**DO THIS:** Find how many lines contain "musí" and state only that number.

* Begin RAW RECORDS *

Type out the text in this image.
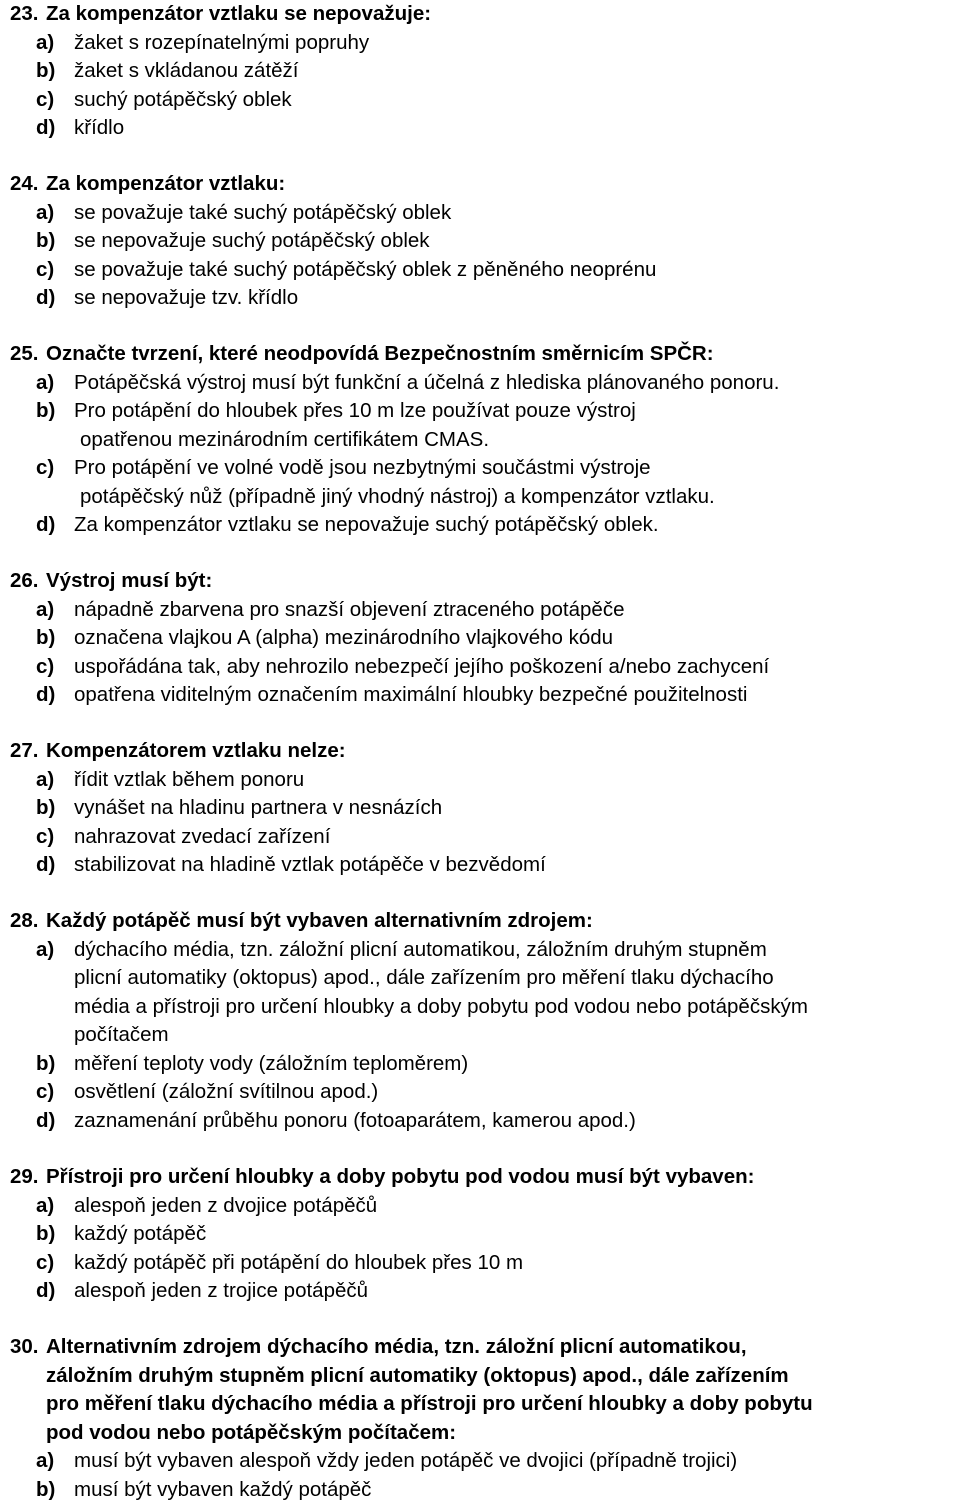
23. Za kompenzátor vztlaku se nepovažuje:
a) žaket s rozepínatelnými popruhy
b) žaket s vkládanou zátěží
c) suchý potápěčský oblek
d) křídlo
24. Za kompenzátor vztlaku:
a) se považuje také suchý potápěčský oblek
b) se nepovažuje suchý potápěčský oblek
c) se považuje také suchý potápěčský oblek z pěněného neoprénu
d) se nepovažuje tzv. křídlo
25. Označte tvrzení, které neodpovídá Bezpečnostním směrnicím SPČR:
a) Potápěčská výstroj musí být funkční a účelná z hlediska plánovaného ponoru.
b) Pro potápění do hloubek přes 10 m lze používat pouze výstroj
opatřenou mezinárodním certifikátem CMAS.
c) Pro potápění ve volné vodě jsou nezbytnými součástmi výstroje
potápěčský nůž (případně jiný vhodný nástroj) a kompenzátor vztlaku.
d) Za kompenzátor vztlaku se nepovažuje suchý potápěčský oblek.
26. Výstroj musí být:
a) nápadně zbarvena pro snazší objevení ztraceného potápěče
b) označena vlajkou A (alpha) mezinárodního vlajkového kódu
c) uspořádána tak, aby nehrozilo nebezpečí jejího poškození a/nebo zachycení
d) opatřena viditelným označením maximální hloubky bezpečné použitelnosti
27. Kompenzátorem vztlaku nelze:
a) řídit vztlak během ponoru
b) vynášet na hladinu partnera v nesnázích
c) nahrazovat zvedací zařízení
d) stabilizovat na hladině vztlak potápěče v bezvědomí
28. Každý potápěč musí být vybaven alternativním zdrojem:
a) dýchacího média, tzn. záložní plicní automatikou, záložním druhým stupněm
plicní automatiky (oktopus) apod., dále zařízením pro měření tlaku dýchacího
média a přístroji pro určení hloubky a doby pobytu pod vodou nebo potápěčským
počítačem
b) měření teploty vody (záložním teploměrem)
c) osvětlení (záložní svítilnou apod.)
d) zaznamenání průběhu ponoru (fotoaparátem, kamerou apod.)
29. Přístroji pro určení hloubky a doby pobytu pod vodou musí být vybaven:
a) alespoň jeden z dvojice potápěčů
b) každý potápěč
c) každý potápěč při potápění do hloubek přes 10 m
d) alespoň jeden z trojice potápěčů
30. Alternativním zdrojem dýchacího média, tzn. záložní plicní automatikou,
záložním druhým stupněm plicní automatiky (oktopus) apod., dále zařízením
pro měření tlaku dýchacího média a přístroji pro určení hloubky a doby pobytu
pod vodou nebo potápěčským počítačem:
a) musí být vybaven alespoň vždy jeden potápěč ve dvojici (případně trojici)
b) musí být vybaven každý potápěč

* End RAW RECORDS *

**PROBLEM SOLUTION:** 6